(Figure data in JSON)
⁂
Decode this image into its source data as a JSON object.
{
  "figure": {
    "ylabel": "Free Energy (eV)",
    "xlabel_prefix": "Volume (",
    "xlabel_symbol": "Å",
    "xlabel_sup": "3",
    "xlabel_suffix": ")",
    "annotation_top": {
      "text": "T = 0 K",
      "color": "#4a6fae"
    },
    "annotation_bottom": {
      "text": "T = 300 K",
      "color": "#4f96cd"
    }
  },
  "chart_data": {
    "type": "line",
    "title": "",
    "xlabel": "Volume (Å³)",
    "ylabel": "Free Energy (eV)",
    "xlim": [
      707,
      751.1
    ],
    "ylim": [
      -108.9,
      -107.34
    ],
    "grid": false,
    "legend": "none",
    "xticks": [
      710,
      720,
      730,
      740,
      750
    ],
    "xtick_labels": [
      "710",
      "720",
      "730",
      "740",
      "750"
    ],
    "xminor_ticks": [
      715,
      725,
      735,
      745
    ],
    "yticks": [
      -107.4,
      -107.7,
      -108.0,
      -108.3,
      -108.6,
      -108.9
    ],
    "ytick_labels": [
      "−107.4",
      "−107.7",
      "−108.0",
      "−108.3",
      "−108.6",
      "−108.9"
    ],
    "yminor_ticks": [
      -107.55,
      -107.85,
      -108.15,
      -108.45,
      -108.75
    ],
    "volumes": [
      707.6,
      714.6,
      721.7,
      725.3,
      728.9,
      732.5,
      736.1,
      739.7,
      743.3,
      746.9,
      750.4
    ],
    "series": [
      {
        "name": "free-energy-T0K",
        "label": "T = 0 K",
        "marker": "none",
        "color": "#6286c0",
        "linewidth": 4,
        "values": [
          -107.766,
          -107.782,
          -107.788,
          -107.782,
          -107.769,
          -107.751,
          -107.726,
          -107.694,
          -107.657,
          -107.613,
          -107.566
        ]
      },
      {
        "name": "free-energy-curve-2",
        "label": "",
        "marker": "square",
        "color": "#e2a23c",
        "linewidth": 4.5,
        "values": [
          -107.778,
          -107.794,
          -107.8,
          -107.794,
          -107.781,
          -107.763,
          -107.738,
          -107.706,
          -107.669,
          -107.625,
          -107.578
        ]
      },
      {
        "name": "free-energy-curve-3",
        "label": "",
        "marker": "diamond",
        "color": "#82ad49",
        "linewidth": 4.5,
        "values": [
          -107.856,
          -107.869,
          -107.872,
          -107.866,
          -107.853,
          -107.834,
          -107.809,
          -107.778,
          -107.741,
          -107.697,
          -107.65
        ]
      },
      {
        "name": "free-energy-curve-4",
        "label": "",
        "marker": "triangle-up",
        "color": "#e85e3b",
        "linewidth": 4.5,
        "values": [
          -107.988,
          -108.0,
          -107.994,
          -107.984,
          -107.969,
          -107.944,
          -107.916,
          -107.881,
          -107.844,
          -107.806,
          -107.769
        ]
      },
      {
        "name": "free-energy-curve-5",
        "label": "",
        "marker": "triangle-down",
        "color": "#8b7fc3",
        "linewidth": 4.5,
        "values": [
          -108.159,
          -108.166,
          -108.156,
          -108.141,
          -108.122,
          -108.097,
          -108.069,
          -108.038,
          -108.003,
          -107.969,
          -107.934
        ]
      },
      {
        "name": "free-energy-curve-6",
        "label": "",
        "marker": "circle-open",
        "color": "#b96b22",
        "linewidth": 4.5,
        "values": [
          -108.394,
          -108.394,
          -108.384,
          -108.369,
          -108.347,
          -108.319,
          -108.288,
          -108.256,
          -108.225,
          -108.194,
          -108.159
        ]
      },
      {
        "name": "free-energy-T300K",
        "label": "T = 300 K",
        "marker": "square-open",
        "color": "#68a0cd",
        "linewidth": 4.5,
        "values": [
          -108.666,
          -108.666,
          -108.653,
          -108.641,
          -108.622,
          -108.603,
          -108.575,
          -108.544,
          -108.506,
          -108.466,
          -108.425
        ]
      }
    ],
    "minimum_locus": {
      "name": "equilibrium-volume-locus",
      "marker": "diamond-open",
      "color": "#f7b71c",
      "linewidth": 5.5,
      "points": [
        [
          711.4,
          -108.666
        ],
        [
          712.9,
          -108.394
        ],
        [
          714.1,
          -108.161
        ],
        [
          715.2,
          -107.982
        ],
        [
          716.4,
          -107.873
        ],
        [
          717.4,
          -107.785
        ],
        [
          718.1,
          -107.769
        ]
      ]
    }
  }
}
⁂
__WHAT NEEDS TO BE DONE__
Give solely the number of lines in the data that contain the string "name".

__TASK RESULT__
8